→ Record excerpts:
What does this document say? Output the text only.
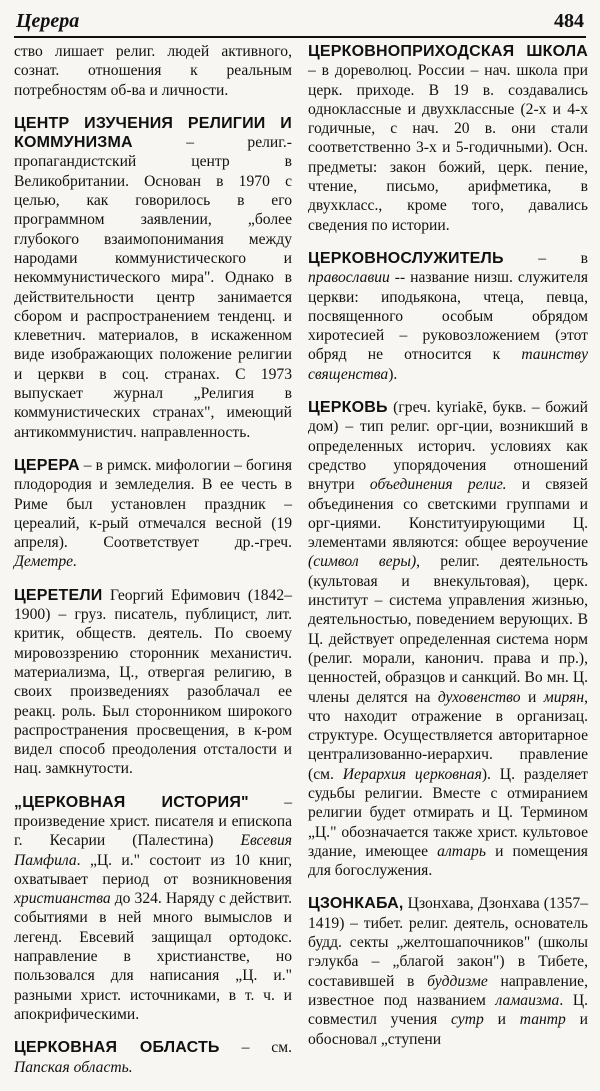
Церера	484

ство лишает религ. людей активного, сознат. отношения к реальным потребностям об-ва и личности.

ЦЕНТР ИЗУЧЕНИЯ РЕЛИГИИ И КОММУНИЗМА – религ.-пропагандистский центр в Великобритании. Основан в 1970 с целью, как говорилось в его программном заявлении, „более глубокого взаимопонимания между народами коммунистического и некоммунистического мира". Однако в действительности центр занимается сбором и распространением тенденц. и клеветнич. материалов, в искаженном виде изображающих положение религии и церкви в соц. странах. С 1973 выпускает журнал „Религия в коммунистических странах", имеющий антикоммунистич. направленность.

ЦЕРЕРА – в римск. мифологии – богиня плодородия и земледелия. В ее честь в Риме был установлен праздник – цереалий, к-рый отмечался весной (19 апреля). Соответствует др.-греч. Деметре.

ЦЕРЕТЕЛИ Георгий Ефимович (1842–1900) – груз. писатель, публицист, лит. критик, обществ. деятель. По своему мировоззрению сторонник механистич. материализма, Ц., отвергая религию, в своих произведениях разоблачал ее реакц. роль. Был сторонником широкого распространения просвещения, в к-ром видел способ преодоления отсталости и нац. замкнутости.

„ЦЕРКОВНАЯ ИСТОРИЯ" – произведение христ. писателя и епископа г. Кесарии (Палестина) Евсевия Памфила. „Ц. и." состоит из 10 книг, охватывает период от возникновения христианства до 324. Наряду с действит. событиями в ней много вымыслов и легенд. Евсевий защищал ортодокс. направление в христианстве, но пользовался для написания „Ц. и." разными христ. источниками, в т. ч. и апокрифическими.

ЦЕРКОВНАЯ ОБЛАСТЬ – см. Папская область.

ЦЕРКОВНОПРИХОДСКАЯ ШКОЛА – в дореволюц. России – нач. школа при церк. приходе. В 19 в. создавались одноклассные и двухклассные (2-х и 4-х годичные, с нач. 20 в. они стали соответственно 3-х и 5-годичными). Осн. предметы: закон божий, церк. пение, чтение, письмо, арифметика, в двухкласс., кроме того, давались сведения по истории.

ЦЕРКОВНОСЛУЖИТЕЛЬ – в православии -- название низш. служителя церкви: иподьякона, чтеца, певца, посвященного особым обрядом хиротесией – руковозложением (этот обряд не относится к таинству священства).

ЦЕРКОВЬ (греч. kyriakē, букв. – божий дом) – тип религ. орг-ции, возникший в определенных историч. условиях как средство упорядочения отношений внутри объединения религ. и связей объединения со светскими группами и орг-циями. Конституирующими Ц. элементами являются: общее вероучение (символ веры), религ. деятельность (культовая и внекультовая), церк. институт – система управления жизнью, деятельностью, поведением верующих. В Ц. действует определенная система норм (религ. морали, канонич. права и пр.), ценностей, образцов и санкций. Во мн. Ц. члены делятся на духовенство и мирян, что находит отражение в организац. структуре. Осуществляется авторитарное централизованно-иерархич. правление (см. Иерархия церковная). Ц. разделяет судьбы религии. Вместе с отмиранием религии будет отмирать и Ц. Термином „Ц." обозначается также христ. культовое здание, имеющее алтарь и помещения для богослужения.

ЦЗОНКАБА, Цзонхава, Дзонхава (1357–1419) – тибет. религ. деятель, основатель будд. секты „желтошапочников" (школы гэлукба – „благой закон") в Тибете, составившей в буддизме направление, известное под названием ламаизма. Ц. совместил учения сутр и тантр и обосновал „ступени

→ Aim: Write the listing out a second time exactly, dropping all images.

→ Right answer:
What does this document say? Output the text only.
Церера	484

ство лишает религ. людей активного, сознат. отношения к реальным потребностям об-ва и личности.

ЦЕНТР ИЗУЧЕНИЯ РЕЛИГИИ И КОММУНИЗМА – религ.-пропагандистский центр в Великобритании. Основан в 1970 с целью, как говорилось в его программном заявлении, „более глубокого взаимопонимания между народами коммунистического и некоммунистического мира". Однако в действительности центр занимается сбором и распространением тенденц. и клеветнич. материалов, в искаженном виде изображающих положение религии и церкви в соц. странах. С 1973 выпускает журнал „Религия в коммунистических странах", имеющий антикоммунистич. направленность.

ЦЕРЕРА – в римск. мифологии – богиня плодородия и земледелия. В ее честь в Риме был установлен праздник – цереалий, к-рый отмечался весной (19 апреля). Соответствует др.-греч. Деметре.

ЦЕРЕТЕЛИ Георгий Ефимович (1842–1900) – груз. писатель, публицист, лит. критик, обществ. деятель. По своему мировоззрению сторонник механистич. материализма, Ц., отвергая религию, в своих произведениях разоблачал ее реакц. роль. Был сторонником широкого распространения просвещения, в к-ром видел способ преодоления отсталости и нац. замкнутости.

„ЦЕРКОВНАЯ ИСТОРИЯ" – произведение христ. писателя и епископа г. Кесарии (Палестина) Евсевия Памфила. „Ц. и." состоит из 10 книг, охватывает период от возникновения христианства до 324. Наряду с действит. событиями в ней много вымыслов и легенд. Евсевий защищал ортодокс. направление в христианстве, но пользовался для написания „Ц. и." разными христ. источниками, в т. ч. и апокрифическими.

ЦЕРКОВНАЯ ОБЛАСТЬ – см. Папская область.

ЦЕРКОВНОПРИХОДСКАЯ ШКОЛА – в дореволюц. России – нач. школа при церк. приходе. В 19 в. создавались одноклассные и двухклассные (2-х и 4-х годичные, с нач. 20 в. они стали соответственно 3-х и 5-годичными). Осн. предметы: закон божий, церк. пение, чтение, письмо, арифметика, в двухкласс., кроме того, давались сведения по истории.

ЦЕРКОВНОСЛУЖИТЕЛЬ – в православии -- название низш. служителя церкви: иподьякона, чтеца, певца, посвященного особым обрядом хиротесией – руковозложением (этот обряд не относится к таинству священства).

ЦЕРКОВЬ (греч. kyriakē, букв. – божий дом) – тип религ. орг-ции, возникший в определенных историч. условиях как средство упорядочения отношений внутри объединения религ. и связей объединения со светскими группами и орг-циями. Конституирующими Ц. элементами являются: общее вероучение (символ веры), религ. деятельность (культовая и внекультовая), церк. институт – система управления жизнью, деятельностью, поведением верующих. В Ц. действует определенная система норм (религ. морали, канонич. права и пр.), ценностей, образцов и санкций. Во мн. Ц. члены делятся на духовенство и мирян, что находит отражение в организац. структуре. Осуществляется авторитарное централизованно-иерархич. правление (см. Иерархия церковная). Ц. разделяет судьбы религии. Вместе с отмиранием религии будет отмирать и Ц. Термином „Ц." обозначается также христ. культовое здание, имеющее алтарь и помещения для богослужения.

ЦЗОНКАБА, Цзонхава, Дзонхава (1357–1419) – тибет. религ. деятель, основатель будд. секты „желтошапочников" (школы гэлукба – „благой закон") в Тибете, составившей в буддизме направление, известное под названием ламаизма. Ц. совместил учения сутр и тантр и обосновал „ступени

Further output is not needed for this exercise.